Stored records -
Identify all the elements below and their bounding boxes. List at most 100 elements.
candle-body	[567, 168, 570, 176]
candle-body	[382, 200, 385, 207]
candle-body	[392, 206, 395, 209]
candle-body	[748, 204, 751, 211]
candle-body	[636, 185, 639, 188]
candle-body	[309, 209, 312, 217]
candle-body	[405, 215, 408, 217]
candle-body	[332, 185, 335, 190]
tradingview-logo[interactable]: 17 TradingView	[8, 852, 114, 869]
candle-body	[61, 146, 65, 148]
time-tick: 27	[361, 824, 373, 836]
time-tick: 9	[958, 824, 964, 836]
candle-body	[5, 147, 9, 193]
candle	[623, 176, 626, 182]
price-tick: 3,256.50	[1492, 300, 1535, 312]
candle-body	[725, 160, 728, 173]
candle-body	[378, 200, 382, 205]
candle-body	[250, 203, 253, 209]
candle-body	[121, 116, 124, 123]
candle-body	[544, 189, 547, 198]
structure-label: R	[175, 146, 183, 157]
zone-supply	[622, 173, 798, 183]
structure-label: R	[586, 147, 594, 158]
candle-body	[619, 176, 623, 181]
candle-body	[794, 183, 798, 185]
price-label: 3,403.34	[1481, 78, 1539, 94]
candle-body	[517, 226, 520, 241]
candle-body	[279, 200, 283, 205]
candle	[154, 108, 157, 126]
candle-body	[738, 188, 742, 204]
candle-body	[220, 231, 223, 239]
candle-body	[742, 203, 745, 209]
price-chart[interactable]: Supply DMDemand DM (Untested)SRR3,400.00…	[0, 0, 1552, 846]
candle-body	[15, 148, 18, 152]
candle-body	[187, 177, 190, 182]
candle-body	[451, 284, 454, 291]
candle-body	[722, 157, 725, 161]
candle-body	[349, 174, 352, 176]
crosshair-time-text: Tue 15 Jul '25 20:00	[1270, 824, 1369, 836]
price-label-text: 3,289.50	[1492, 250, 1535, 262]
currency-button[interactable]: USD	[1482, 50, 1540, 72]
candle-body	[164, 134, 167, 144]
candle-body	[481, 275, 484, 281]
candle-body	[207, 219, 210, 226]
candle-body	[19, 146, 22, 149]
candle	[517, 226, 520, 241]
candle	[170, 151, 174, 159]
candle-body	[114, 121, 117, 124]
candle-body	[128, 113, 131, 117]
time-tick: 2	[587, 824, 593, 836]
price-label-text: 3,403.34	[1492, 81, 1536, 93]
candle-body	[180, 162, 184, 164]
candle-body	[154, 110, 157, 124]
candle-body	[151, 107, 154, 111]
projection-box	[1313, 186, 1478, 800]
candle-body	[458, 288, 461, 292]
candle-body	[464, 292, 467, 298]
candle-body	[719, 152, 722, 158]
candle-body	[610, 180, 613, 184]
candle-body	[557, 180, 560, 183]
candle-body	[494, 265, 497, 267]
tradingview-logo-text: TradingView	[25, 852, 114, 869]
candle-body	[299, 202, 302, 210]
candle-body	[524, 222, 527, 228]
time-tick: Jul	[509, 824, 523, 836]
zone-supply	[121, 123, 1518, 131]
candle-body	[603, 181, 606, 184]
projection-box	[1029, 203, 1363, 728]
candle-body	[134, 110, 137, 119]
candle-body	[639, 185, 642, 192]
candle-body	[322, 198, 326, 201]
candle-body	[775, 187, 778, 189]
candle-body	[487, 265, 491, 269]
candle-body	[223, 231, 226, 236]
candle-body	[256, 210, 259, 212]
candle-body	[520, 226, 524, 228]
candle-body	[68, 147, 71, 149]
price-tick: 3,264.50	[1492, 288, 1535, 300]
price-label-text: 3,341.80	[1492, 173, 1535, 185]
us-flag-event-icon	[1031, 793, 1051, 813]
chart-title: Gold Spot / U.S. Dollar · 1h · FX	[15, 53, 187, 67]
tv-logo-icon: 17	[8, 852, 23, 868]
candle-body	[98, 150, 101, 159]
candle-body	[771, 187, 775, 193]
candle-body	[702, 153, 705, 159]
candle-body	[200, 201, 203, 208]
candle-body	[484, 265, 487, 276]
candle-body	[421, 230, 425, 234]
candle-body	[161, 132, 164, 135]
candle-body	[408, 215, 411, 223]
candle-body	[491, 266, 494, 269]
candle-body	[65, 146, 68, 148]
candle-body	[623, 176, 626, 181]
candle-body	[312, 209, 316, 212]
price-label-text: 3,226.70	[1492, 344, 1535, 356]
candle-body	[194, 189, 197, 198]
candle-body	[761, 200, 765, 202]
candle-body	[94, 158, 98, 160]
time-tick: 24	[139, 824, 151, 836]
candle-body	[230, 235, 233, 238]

WRITTEN INSTRUCTION - Rewrite the data with every "zone-supply" switched to "supply-zone", leaving everything else unchanged.

WRITTEN ANSWER -
Identify all the elements below and their bounding boxes. List at most 100 elements.
candle-body	[567, 168, 570, 176]
candle-body	[382, 200, 385, 207]
candle-body	[392, 206, 395, 209]
candle-body	[748, 204, 751, 211]
candle-body	[636, 185, 639, 188]
candle-body	[309, 209, 312, 217]
candle-body	[405, 215, 408, 217]
candle-body	[332, 185, 335, 190]
tradingview-logo[interactable]: 17 TradingView	[8, 852, 114, 869]
candle-body	[61, 146, 65, 148]
time-tick: 27	[361, 824, 373, 836]
time-tick: 9	[958, 824, 964, 836]
candle-body	[5, 147, 9, 193]
candle	[623, 176, 626, 182]
price-tick: 3,256.50	[1492, 300, 1535, 312]
candle-body	[725, 160, 728, 173]
candle-body	[378, 200, 382, 205]
candle-body	[250, 203, 253, 209]
candle-body	[121, 116, 124, 123]
candle-body	[544, 189, 547, 198]
structure-label: R	[175, 146, 183, 157]
supply-zone	[622, 173, 798, 183]
structure-label: R	[586, 147, 594, 158]
candle-body	[619, 176, 623, 181]
candle-body	[794, 183, 798, 185]
price-label: 3,403.34	[1481, 78, 1539, 94]
candle-body	[517, 226, 520, 241]
candle-body	[279, 200, 283, 205]
candle	[154, 108, 157, 126]
candle-body	[738, 188, 742, 204]
candle-body	[220, 231, 223, 239]
candle-body	[742, 203, 745, 209]
price-chart[interactable]: Supply DMDemand DM (Untested)SRR3,400.00…	[0, 0, 1552, 846]
candle-body	[15, 148, 18, 152]
candle-body	[187, 177, 190, 182]
candle-body	[451, 284, 454, 291]
candle-body	[722, 157, 725, 161]
candle-body	[349, 174, 352, 176]
crosshair-time-text: Tue 15 Jul '25 20:00	[1270, 824, 1369, 836]
price-label-text: 3,289.50	[1492, 250, 1535, 262]
currency-button[interactable]: USD	[1482, 50, 1540, 72]
candle-body	[164, 134, 167, 144]
candle-body	[481, 275, 484, 281]
candle-body	[207, 219, 210, 226]
candle-body	[19, 146, 22, 149]
candle	[517, 226, 520, 241]
candle	[170, 151, 174, 159]
candle-body	[114, 121, 117, 124]
candle-body	[128, 113, 131, 117]
time-tick: 2	[587, 824, 593, 836]
price-label-text: 3,403.34	[1492, 81, 1536, 93]
candle-body	[180, 162, 184, 164]
candle-body	[154, 110, 157, 124]
candle-body	[151, 107, 154, 111]
projection-box	[1313, 186, 1478, 800]
candle-body	[458, 288, 461, 292]
candle-body	[464, 292, 467, 298]
candle-body	[719, 152, 722, 158]
candle-body	[610, 180, 613, 184]
candle-body	[557, 180, 560, 183]
candle-body	[494, 265, 497, 267]
tradingview-logo-text: TradingView	[25, 852, 114, 869]
candle-body	[299, 202, 302, 210]
candle-body	[524, 222, 527, 228]
time-tick: Jul	[509, 824, 523, 836]
supply-zone	[121, 123, 1518, 131]
candle-body	[603, 181, 606, 184]
projection-box	[1029, 203, 1363, 728]
candle-body	[134, 110, 137, 119]
candle-body	[639, 185, 642, 192]
candle-body	[322, 198, 326, 201]
candle-body	[775, 187, 778, 189]
candle-body	[487, 265, 491, 269]
candle-body	[223, 231, 226, 236]
candle-body	[256, 210, 259, 212]
candle-body	[520, 226, 524, 228]
candle-body	[68, 147, 71, 149]
price-tick: 3,264.50	[1492, 288, 1535, 300]
price-label-text: 3,341.80	[1492, 173, 1535, 185]
us-flag-event-icon	[1031, 793, 1051, 813]
chart-title: Gold Spot / U.S. Dollar · 1h · FX	[15, 53, 187, 67]
tv-logo-icon: 17	[8, 852, 23, 868]
candle-body	[98, 150, 101, 159]
candle-body	[771, 187, 775, 193]
candle-body	[702, 153, 705, 159]
candle-body	[200, 201, 203, 208]
candle-body	[484, 265, 487, 276]
candle-body	[421, 230, 425, 234]
candle-body	[161, 132, 164, 135]
candle-body	[408, 215, 411, 223]
candle-body	[491, 266, 494, 269]
candle-body	[65, 146, 68, 148]
candle-body	[623, 176, 626, 181]
candle-body	[312, 209, 316, 212]
price-label-text: 3,226.70	[1492, 344, 1535, 356]
candle-body	[194, 189, 197, 198]
candle-body	[761, 200, 765, 202]
candle-body	[94, 158, 98, 160]
time-tick: 24	[139, 824, 151, 836]
candle-body	[230, 235, 233, 238]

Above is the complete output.